* _Data supplied_
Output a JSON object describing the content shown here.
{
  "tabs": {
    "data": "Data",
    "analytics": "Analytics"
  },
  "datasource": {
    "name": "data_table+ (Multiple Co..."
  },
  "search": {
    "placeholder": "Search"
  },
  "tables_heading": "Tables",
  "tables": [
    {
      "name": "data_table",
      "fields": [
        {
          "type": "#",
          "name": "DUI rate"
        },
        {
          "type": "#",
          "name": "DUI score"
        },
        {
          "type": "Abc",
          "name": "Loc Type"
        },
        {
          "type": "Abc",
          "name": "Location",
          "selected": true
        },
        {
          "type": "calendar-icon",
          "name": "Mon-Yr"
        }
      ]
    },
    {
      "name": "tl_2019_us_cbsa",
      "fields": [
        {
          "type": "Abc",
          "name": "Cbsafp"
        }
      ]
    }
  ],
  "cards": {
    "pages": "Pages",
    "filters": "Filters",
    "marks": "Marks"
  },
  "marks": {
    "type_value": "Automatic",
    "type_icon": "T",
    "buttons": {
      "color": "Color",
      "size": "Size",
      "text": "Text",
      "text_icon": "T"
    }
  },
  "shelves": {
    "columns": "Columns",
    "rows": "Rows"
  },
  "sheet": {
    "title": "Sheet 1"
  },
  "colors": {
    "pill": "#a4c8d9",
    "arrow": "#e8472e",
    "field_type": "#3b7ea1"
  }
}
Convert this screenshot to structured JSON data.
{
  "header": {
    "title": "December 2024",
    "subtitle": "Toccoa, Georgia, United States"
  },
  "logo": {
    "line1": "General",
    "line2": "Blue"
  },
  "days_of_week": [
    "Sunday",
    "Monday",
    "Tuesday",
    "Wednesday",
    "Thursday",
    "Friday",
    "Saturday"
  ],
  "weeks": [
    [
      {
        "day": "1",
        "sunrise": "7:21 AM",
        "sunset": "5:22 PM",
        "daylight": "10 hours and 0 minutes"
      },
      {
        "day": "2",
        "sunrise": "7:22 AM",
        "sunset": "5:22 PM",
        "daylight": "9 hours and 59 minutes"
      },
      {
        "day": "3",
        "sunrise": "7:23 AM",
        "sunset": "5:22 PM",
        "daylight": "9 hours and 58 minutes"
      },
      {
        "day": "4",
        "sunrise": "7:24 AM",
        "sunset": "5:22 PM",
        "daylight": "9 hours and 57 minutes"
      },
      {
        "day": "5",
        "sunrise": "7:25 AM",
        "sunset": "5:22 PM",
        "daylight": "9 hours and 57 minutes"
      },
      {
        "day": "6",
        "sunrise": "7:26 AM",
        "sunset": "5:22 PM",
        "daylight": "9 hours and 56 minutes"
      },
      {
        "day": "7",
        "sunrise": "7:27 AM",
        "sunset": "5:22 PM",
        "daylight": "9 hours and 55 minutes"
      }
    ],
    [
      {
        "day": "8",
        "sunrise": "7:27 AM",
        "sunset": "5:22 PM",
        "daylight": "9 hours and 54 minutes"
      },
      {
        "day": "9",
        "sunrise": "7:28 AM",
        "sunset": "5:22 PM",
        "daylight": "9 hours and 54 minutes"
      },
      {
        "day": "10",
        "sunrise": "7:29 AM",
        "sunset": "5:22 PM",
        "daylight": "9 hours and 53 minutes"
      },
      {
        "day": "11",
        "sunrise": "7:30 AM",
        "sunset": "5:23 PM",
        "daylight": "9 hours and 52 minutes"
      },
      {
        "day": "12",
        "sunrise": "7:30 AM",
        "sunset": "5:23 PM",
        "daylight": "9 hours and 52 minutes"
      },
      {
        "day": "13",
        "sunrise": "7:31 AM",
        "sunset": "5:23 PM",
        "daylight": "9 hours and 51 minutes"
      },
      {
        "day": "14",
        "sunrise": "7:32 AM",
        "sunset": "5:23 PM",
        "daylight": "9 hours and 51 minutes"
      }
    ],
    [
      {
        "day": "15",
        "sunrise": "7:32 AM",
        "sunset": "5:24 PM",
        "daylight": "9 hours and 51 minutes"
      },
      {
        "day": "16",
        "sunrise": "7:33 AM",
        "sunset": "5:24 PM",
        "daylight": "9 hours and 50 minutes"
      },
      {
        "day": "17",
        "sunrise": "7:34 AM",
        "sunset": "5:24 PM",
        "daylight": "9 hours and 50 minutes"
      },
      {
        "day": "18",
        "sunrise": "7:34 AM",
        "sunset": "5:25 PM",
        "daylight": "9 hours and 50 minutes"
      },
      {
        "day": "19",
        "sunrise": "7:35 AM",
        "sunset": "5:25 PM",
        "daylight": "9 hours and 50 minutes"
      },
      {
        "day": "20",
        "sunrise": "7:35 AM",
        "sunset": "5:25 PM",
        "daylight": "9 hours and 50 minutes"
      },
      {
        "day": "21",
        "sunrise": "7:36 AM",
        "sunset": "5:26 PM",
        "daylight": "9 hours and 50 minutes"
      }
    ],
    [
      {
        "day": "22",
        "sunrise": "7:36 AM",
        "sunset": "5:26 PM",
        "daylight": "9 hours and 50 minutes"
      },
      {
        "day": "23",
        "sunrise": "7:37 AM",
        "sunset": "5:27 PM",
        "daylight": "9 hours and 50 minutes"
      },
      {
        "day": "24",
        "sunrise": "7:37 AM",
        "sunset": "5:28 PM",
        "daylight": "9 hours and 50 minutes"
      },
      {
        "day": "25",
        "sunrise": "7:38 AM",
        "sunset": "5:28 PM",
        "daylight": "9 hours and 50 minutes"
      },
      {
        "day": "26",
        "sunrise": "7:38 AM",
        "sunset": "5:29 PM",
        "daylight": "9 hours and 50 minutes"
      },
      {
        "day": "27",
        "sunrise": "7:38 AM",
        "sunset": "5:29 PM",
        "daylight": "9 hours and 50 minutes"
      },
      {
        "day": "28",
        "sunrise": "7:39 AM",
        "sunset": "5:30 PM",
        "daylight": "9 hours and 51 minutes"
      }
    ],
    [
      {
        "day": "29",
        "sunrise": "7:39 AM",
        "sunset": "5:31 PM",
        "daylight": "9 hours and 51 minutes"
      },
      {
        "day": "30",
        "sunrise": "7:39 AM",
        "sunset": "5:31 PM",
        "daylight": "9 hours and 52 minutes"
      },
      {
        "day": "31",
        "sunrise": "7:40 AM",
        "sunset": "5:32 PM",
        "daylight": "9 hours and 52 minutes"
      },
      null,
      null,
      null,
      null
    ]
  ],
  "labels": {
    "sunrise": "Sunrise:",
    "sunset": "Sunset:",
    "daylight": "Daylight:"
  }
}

* _Goal of the exercise_
Repeat back the data above, exact to the last character.

* _Response_
Output a JSON object describing the content shown here.
{
  "tabs": {
    "data": "Data",
    "analytics": "Analytics"
  },
  "datasource": {
    "name": "data_table+ (Multiple Co..."
  },
  "search": {
    "placeholder": "Search"
  },
  "tables_heading": "Tables",
  "tables": [
    {
      "name": "data_table",
      "fields": [
        {
          "type": "#",
          "name": "DUI rate"
        },
        {
          "type": "#",
          "name": "DUI score"
        },
        {
          "type": "Abc",
          "name": "Loc Type"
        },
        {
          "type": "Abc",
          "name": "Location",
          "selected": true
        },
        {
          "type": "calendar-icon",
          "name": "Mon-Yr"
        }
      ]
    },
    {
      "name": "tl_2019_us_cbsa",
      "fields": [
        {
          "type": "Abc",
          "name": "Cbsafp"
        }
      ]
    }
  ],
  "cards": {
    "pages": "Pages",
    "filters": "Filters",
    "marks": "Marks"
  },
  "marks": {
    "type_value": "Automatic",
    "type_icon": "T",
    "buttons": {
      "color": "Color",
      "size": "Size",
      "text": "Text",
      "text_icon": "T"
    }
  },
  "shelves": {
    "columns": "Columns",
    "rows": "Rows"
  },
  "sheet": {
    "title": "Sheet 1"
  },
  "colors": {
    "pill": "#a4c8d9",
    "arrow": "#e8472e",
    "field_type": "#3b7ea1"
  }
}
Convert this screenshot to structured JSON data.
{
  "header": {
    "title": "December 2024",
    "subtitle": "Toccoa, Georgia, United States"
  },
  "logo": {
    "line1": "General",
    "line2": "Blue"
  },
  "days_of_week": [
    "Sunday",
    "Monday",
    "Tuesday",
    "Wednesday",
    "Thursday",
    "Friday",
    "Saturday"
  ],
  "weeks": [
    [
      {
        "day": "1",
        "sunrise": "7:21 AM",
        "sunset": "5:22 PM",
        "daylight": "10 hours and 0 minutes"
      },
      {
        "day": "2",
        "sunrise": "7:22 AM",
        "sunset": "5:22 PM",
        "daylight": "9 hours and 59 minutes"
      },
      {
        "day": "3",
        "sunrise": "7:23 AM",
        "sunset": "5:22 PM",
        "daylight": "9 hours and 58 minutes"
      },
      {
        "day": "4",
        "sunrise": "7:24 AM",
        "sunset": "5:22 PM",
        "daylight": "9 hours and 57 minutes"
      },
      {
        "day": "5",
        "sunrise": "7:25 AM",
        "sunset": "5:22 PM",
        "daylight": "9 hours and 57 minutes"
      },
      {
        "day": "6",
        "sunrise": "7:26 AM",
        "sunset": "5:22 PM",
        "daylight": "9 hours and 56 minutes"
      },
      {
        "day": "7",
        "sunrise": "7:27 AM",
        "sunset": "5:22 PM",
        "daylight": "9 hours and 55 minutes"
      }
    ],
    [
      {
        "day": "8",
        "sunrise": "7:27 AM",
        "sunset": "5:22 PM",
        "daylight": "9 hours and 54 minutes"
      },
      {
        "day": "9",
        "sunrise": "7:28 AM",
        "sunset": "5:22 PM",
        "daylight": "9 hours and 54 minutes"
      },
      {
        "day": "10",
        "sunrise": "7:29 AM",
        "sunset": "5:22 PM",
        "daylight": "9 hours and 53 minutes"
      },
      {
        "day": "11",
        "sunrise": "7:30 AM",
        "sunset": "5:23 PM",
        "daylight": "9 hours and 52 minutes"
      },
      {
        "day": "12",
        "sunrise": "7:30 AM",
        "sunset": "5:23 PM",
        "daylight": "9 hours and 52 minutes"
      },
      {
        "day": "13",
        "sunrise": "7:31 AM",
        "sunset": "5:23 PM",
        "daylight": "9 hours and 51 minutes"
      },
      {
        "day": "14",
        "sunrise": "7:32 AM",
        "sunset": "5:23 PM",
        "daylight": "9 hours and 51 minutes"
      }
    ],
    [
      {
        "day": "15",
        "sunrise": "7:32 AM",
        "sunset": "5:24 PM",
        "daylight": "9 hours and 51 minutes"
      },
      {
        "day": "16",
        "sunrise": "7:33 AM",
        "sunset": "5:24 PM",
        "daylight": "9 hours and 50 minutes"
      },
      {
        "day": "17",
        "sunrise": "7:34 AM",
        "sunset": "5:24 PM",
        "daylight": "9 hours and 50 minutes"
      },
      {
        "day": "18",
        "sunrise": "7:34 AM",
        "sunset": "5:25 PM",
        "daylight": "9 hours and 50 minutes"
      },
      {
        "day": "19",
        "sunrise": "7:35 AM",
        "sunset": "5:25 PM",
        "daylight": "9 hours and 50 minutes"
      },
      {
        "day": "20",
        "sunrise": "7:35 AM",
        "sunset": "5:25 PM",
        "daylight": "9 hours and 50 minutes"
      },
      {
        "day": "21",
        "sunrise": "7:36 AM",
        "sunset": "5:26 PM",
        "daylight": "9 hours and 50 minutes"
      }
    ],
    [
      {
        "day": "22",
        "sunrise": "7:36 AM",
        "sunset": "5:26 PM",
        "daylight": "9 hours and 50 minutes"
      },
      {
        "day": "23",
        "sunrise": "7:37 AM",
        "sunset": "5:27 PM",
        "daylight": "9 hours and 50 minutes"
      },
      {
        "day": "24",
        "sunrise": "7:37 AM",
        "sunset": "5:28 PM",
        "daylight": "9 hours and 50 minutes"
      },
      {
        "day": "25",
        "sunrise": "7:38 AM",
        "sunset": "5:28 PM",
        "daylight": "9 hours and 50 minutes"
      },
      {
        "day": "26",
        "sunrise": "7:38 AM",
        "sunset": "5:29 PM",
        "daylight": "9 hours and 50 minutes"
      },
      {
        "day": "27",
        "sunrise": "7:38 AM",
        "sunset": "5:29 PM",
        "daylight": "9 hours and 50 minutes"
      },
      {
        "day": "28",
        "sunrise": "7:39 AM",
        "sunset": "5:30 PM",
        "daylight": "9 hours and 51 minutes"
      }
    ],
    [
      {
        "day": "29",
        "sunrise": "7:39 AM",
        "sunset": "5:31 PM",
        "daylight": "9 hours and 51 minutes"
      },
      {
        "day": "30",
        "sunrise": "7:39 AM",
        "sunset": "5:31 PM",
        "daylight": "9 hours and 52 minutes"
      },
      {
        "day": "31",
        "sunrise": "7:40 AM",
        "sunset": "5:32 PM",
        "daylight": "9 hours and 52 minutes"
      },
      null,
      null,
      null,
      null
    ]
  ],
  "labels": {
    "sunrise": "Sunrise:",
    "sunset": "Sunset:",
    "daylight": "Daylight:"
  }
}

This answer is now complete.